● What is expected: Transcribe each entry below exactly. Pictures do not go in the copy.

● Dataset rows:
▶

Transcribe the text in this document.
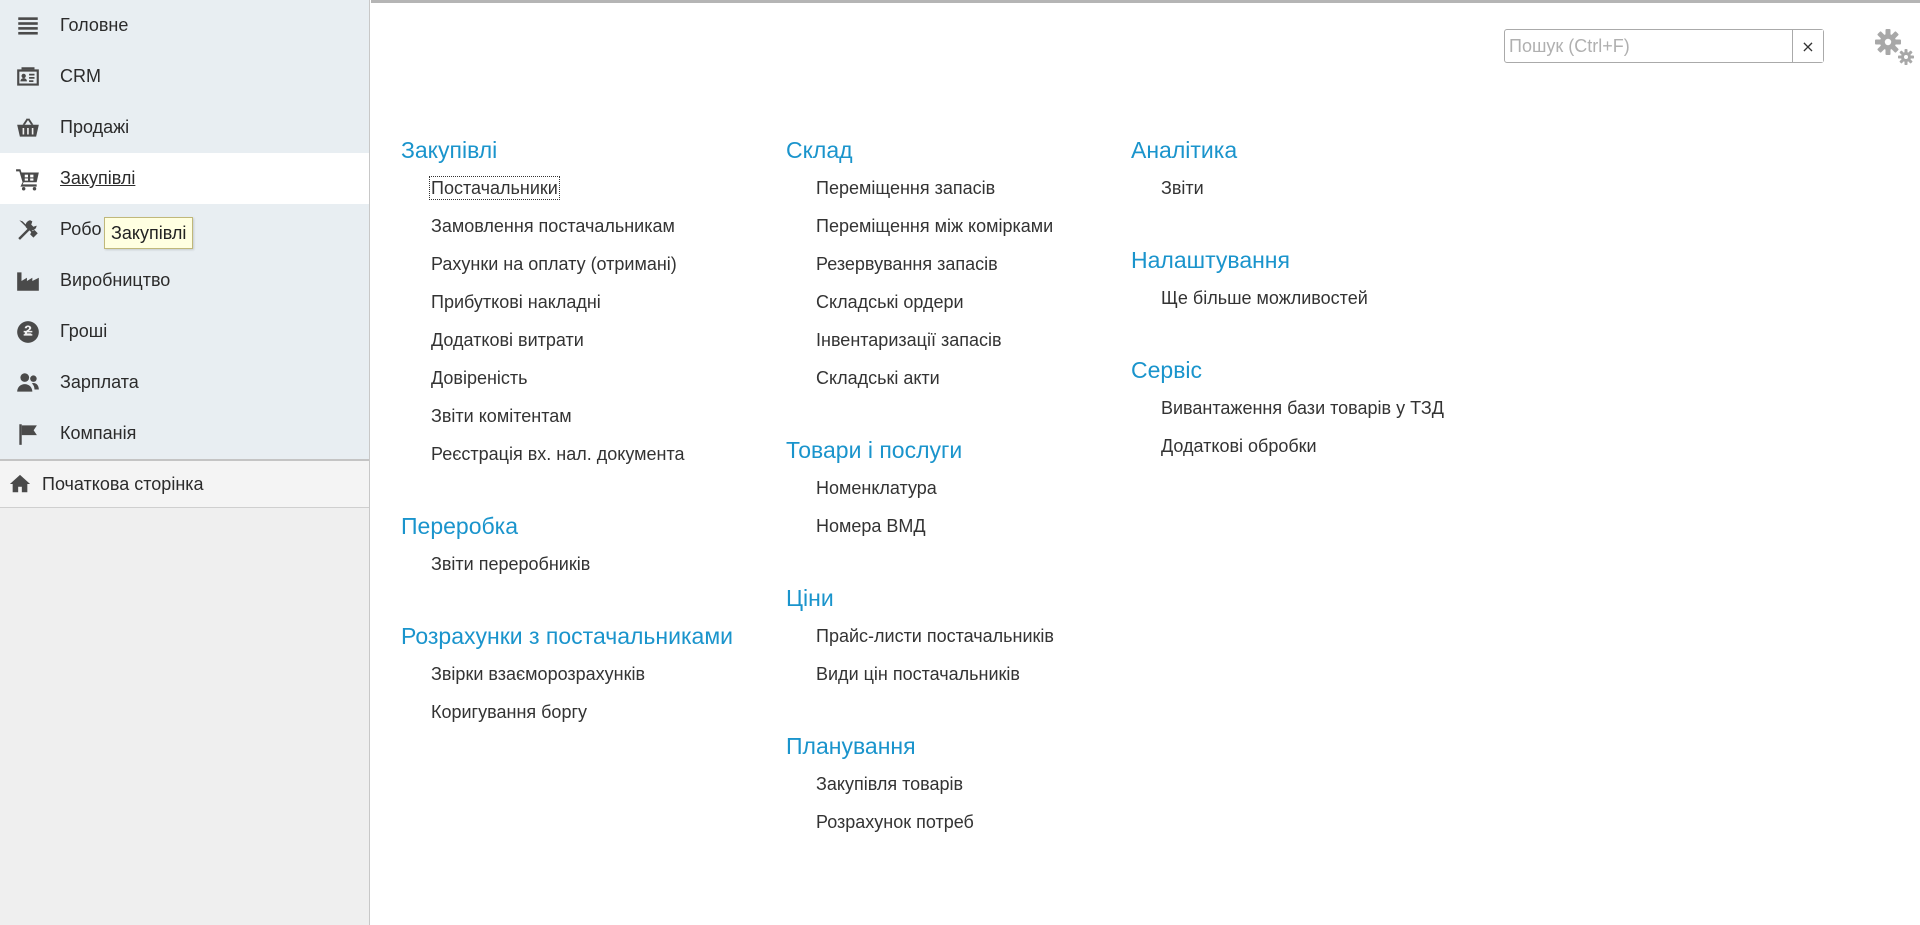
Головне
CRM
Продажі
Закупівлі
Робо
Виробництво
Гроші
Зарплата
Компанія
Початкова сторінка
Закупівлі
Пошук (Ctrl+F)
×
Закупівлі
Постачальники
Замовлення постачальникам
Рахунки на оплату (отримані)
Прибуткові накладні
Додаткові витрати
Довіреність
Звіти комітентам
Реєстрація вх. нал. документа
Переробка
Звіти переробників
Розрахунки з постачальниками
Звірки взаєморозрахунків
Коригування боргу
Склад
Переміщення запасів
Переміщення між комірками
Резервування запасів
Складські ордери
Інвентаризації запасів
Складські акти
Товари і послуги
Номенклатура
Номера ВМД
Ціни
Прайс-листи постачальників
Види цін постачальників
Планування
Закупівля товарів
Розрахунок потреб
Аналітика
Звіти
Налаштування
Ще більше можливостей
Сервіс
Вивантаження бази товарів у ТЗД
Додаткові обробки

◀

● Answer below:
Transcribe the text in this document.
Головне
CRM
Продажі
Закупівлі
Робо
Виробництво
Гроші
Зарплата
Компанія
Початкова сторінка
Закупівлі
Пошук (Ctrl+F)
×
Закупівлі
Постачальники
Замовлення постачальникам
Рахунки на оплату (отримані)
Прибуткові накладні
Додаткові витрати
Довіреність
Звіти комітентам
Реєстрація вх. нал. документа
Переробка
Звіти переробників
Розрахунки з постачальниками
Звірки взаєморозрахунків
Коригування боргу
Склад
Переміщення запасів
Переміщення між комірками
Резервування запасів
Складські ордери
Інвентаризації запасів
Складські акти
Товари і послуги
Номенклатура
Номера ВМД
Ціни
Прайс-листи постачальників
Види цін постачальників
Планування
Закупівля товарів
Розрахунок потреб
Аналітика
Звіти
Налаштування
Ще більше можливостей
Сервіс
Вивантаження бази товарів у ТЗД
Додаткові обробки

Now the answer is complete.